Return all lines that include the string "volume".

Record set —

..........

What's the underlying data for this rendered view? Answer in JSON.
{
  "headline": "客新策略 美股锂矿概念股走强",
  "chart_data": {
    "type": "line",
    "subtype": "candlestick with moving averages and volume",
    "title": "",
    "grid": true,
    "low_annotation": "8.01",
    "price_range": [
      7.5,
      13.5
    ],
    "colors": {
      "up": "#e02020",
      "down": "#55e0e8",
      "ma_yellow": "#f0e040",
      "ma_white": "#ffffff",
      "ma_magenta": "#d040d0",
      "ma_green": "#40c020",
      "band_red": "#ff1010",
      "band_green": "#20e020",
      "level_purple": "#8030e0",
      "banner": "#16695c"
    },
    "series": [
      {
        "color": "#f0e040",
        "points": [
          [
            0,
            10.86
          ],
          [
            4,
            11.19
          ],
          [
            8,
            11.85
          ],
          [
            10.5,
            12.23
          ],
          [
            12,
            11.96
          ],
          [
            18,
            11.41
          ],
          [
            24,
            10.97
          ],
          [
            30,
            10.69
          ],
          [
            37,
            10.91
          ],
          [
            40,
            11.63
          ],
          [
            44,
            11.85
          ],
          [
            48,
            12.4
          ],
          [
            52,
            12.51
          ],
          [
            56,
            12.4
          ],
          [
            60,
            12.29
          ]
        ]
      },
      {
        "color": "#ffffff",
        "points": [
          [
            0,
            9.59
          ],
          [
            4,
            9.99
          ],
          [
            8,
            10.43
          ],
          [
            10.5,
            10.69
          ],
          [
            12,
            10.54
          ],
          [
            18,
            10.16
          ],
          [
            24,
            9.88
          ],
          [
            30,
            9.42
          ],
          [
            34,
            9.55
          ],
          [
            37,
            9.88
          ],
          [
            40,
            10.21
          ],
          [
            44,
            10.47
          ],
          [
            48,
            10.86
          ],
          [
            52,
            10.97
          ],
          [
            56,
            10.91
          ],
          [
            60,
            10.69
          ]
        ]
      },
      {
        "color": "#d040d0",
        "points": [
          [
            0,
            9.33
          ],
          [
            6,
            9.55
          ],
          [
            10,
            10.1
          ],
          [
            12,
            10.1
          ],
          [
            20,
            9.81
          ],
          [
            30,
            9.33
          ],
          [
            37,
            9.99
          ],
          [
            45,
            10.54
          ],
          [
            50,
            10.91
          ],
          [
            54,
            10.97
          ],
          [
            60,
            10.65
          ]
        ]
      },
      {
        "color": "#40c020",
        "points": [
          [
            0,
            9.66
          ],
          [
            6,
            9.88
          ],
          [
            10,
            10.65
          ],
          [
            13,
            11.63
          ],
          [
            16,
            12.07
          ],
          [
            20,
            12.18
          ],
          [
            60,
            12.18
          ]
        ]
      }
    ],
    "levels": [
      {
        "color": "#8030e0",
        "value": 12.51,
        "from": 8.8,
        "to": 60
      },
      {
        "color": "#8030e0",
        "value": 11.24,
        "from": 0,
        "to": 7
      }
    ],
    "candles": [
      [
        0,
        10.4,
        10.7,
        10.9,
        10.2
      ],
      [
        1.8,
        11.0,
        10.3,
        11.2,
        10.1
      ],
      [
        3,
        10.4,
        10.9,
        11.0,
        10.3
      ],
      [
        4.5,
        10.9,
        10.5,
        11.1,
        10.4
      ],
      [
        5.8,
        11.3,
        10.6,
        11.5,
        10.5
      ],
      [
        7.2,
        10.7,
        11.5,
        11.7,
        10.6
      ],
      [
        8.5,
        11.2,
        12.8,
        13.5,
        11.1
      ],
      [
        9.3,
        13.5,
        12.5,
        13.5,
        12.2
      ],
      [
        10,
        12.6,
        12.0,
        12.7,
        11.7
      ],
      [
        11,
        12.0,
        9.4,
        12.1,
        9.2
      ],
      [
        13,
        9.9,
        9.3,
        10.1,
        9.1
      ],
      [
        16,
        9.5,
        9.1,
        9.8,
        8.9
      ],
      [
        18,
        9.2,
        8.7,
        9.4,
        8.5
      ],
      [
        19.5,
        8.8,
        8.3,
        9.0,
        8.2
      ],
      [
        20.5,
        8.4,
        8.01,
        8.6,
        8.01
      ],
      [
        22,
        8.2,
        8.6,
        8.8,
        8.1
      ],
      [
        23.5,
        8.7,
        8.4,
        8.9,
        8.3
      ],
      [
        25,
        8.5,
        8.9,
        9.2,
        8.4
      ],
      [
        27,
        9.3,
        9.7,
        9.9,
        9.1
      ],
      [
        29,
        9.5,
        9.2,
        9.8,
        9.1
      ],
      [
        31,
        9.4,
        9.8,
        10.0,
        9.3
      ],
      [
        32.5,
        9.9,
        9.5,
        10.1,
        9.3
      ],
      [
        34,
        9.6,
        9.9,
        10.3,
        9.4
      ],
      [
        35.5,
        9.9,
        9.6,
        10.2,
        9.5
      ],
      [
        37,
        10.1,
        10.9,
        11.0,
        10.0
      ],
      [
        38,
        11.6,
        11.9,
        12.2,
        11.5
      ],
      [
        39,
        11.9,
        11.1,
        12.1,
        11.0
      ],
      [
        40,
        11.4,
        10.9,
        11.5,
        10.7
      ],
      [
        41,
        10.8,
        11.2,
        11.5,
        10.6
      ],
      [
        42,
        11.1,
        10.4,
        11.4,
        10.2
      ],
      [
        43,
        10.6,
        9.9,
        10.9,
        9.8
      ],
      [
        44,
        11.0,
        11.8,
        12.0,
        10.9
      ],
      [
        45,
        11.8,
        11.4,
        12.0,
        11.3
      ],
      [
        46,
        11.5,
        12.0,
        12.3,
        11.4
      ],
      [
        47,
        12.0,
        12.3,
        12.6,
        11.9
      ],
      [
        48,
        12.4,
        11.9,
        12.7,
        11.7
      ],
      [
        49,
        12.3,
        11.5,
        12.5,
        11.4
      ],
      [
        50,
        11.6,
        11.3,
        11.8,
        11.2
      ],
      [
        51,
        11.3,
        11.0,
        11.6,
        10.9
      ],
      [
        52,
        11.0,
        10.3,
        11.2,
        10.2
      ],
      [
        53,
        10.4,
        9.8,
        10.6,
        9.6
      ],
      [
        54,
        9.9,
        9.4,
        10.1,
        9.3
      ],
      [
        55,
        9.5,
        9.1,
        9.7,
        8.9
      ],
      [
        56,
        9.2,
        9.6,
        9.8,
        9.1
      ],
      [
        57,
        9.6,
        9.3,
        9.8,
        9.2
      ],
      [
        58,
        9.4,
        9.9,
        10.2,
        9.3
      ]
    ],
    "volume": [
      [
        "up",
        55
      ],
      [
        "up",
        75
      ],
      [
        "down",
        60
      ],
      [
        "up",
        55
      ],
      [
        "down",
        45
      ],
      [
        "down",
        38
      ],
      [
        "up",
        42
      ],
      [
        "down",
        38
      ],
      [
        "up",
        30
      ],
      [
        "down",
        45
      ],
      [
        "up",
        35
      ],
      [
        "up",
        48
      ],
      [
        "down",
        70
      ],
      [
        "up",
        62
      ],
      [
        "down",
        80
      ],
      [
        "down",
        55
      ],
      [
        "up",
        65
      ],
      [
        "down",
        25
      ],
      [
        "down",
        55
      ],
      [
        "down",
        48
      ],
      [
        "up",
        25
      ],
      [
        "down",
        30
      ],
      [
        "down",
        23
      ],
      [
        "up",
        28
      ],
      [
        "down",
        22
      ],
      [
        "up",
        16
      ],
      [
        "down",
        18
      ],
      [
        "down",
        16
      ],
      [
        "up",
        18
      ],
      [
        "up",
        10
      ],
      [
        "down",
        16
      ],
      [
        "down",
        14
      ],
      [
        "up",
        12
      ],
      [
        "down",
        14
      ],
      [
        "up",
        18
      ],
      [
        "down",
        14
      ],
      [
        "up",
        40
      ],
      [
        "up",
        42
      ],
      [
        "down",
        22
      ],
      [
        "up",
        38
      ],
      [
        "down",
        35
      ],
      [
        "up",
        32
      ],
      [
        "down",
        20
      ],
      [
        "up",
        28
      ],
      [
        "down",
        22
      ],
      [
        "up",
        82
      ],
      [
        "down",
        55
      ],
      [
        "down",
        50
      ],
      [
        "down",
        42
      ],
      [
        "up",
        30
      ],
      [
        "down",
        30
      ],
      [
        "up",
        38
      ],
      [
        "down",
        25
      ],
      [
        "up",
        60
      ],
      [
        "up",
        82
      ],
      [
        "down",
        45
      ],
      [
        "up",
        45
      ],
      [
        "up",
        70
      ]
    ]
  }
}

..........

Response —
    "subtype": "candlestick with moving averages and volume",
    "volume": [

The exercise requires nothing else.